*** INFORMATION SUPPLIED ***
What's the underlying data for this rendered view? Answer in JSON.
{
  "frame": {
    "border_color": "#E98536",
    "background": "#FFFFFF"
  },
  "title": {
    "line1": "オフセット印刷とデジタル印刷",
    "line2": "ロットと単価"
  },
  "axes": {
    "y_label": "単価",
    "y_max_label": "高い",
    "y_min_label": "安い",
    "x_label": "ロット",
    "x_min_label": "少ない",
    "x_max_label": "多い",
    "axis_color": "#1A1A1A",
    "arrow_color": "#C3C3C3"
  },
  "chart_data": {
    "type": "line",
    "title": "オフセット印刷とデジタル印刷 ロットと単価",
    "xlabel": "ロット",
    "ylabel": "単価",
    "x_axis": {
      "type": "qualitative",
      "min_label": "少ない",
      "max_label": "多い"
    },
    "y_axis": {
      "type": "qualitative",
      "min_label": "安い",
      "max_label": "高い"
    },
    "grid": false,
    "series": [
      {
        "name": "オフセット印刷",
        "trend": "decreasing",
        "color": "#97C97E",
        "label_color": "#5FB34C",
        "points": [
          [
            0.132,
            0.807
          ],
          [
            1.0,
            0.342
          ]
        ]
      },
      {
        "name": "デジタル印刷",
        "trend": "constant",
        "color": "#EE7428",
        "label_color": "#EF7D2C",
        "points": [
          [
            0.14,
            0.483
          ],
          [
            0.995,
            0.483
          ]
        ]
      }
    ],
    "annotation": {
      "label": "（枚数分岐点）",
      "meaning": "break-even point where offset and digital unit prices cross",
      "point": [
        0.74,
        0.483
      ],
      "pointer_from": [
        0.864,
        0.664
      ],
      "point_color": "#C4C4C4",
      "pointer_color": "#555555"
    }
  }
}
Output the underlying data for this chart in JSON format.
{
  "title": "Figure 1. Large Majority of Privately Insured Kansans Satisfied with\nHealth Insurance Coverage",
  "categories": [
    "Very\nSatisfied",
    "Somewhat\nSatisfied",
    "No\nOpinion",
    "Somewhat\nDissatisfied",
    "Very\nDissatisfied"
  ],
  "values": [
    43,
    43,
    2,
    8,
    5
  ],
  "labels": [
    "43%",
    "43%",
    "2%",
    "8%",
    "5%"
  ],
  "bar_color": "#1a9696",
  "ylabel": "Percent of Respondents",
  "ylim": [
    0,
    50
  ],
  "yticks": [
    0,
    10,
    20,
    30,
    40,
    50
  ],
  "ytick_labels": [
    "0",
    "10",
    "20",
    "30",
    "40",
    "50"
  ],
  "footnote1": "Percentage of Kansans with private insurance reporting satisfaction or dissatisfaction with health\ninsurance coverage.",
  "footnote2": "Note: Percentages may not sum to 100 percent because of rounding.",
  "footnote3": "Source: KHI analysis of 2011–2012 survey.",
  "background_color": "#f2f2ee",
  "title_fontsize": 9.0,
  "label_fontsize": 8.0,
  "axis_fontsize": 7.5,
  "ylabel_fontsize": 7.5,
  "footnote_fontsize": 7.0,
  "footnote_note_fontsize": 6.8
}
***
WRITTEN EXERCISE
The line containing "Output the underlying" marks the start; retype it and each line after it through the end of the records above, exactly.

WRITTEN RESPONSE
Output the underlying data for this chart in JSON format.
{
  "title": "Figure 1. Large Majority of Privately Insured Kansans Satisfied with\nHealth Insurance Coverage",
  "categories": [
    "Very\nSatisfied",
    "Somewhat\nSatisfied",
    "No\nOpinion",
    "Somewhat\nDissatisfied",
    "Very\nDissatisfied"
  ],
  "values": [
    43,
    43,
    2,
    8,
    5
  ],
  "labels": [
    "43%",
    "43%",
    "2%",
    "8%",
    "5%"
  ],
  "bar_color": "#1a9696",
  "ylabel": "Percent of Respondents",
  "ylim": [
    0,
    50
  ],
  "yticks": [
    0,
    10,
    20,
    30,
    40,
    50
  ],
  "ytick_labels": [
    "0",
    "10",
    "20",
    "30",
    "40",
    "50"
  ],
  "footnote1": "Percentage of Kansans with private insurance reporting satisfaction or dissatisfaction with health\ninsurance coverage.",
  "footnote2": "Note: Percentages may not sum to 100 percent because of rounding.",
  "footnote3": "Source: KHI analysis of 2011–2012 survey.",
  "background_color": "#f2f2ee",
  "title_fontsize": 9.0,
  "label_fontsize": 8.0,
  "axis_fontsize": 7.5,
  "ylabel_fontsize": 7.5,
  "footnote_fontsize": 7.0,
  "footnote_note_fontsize": 6.8
}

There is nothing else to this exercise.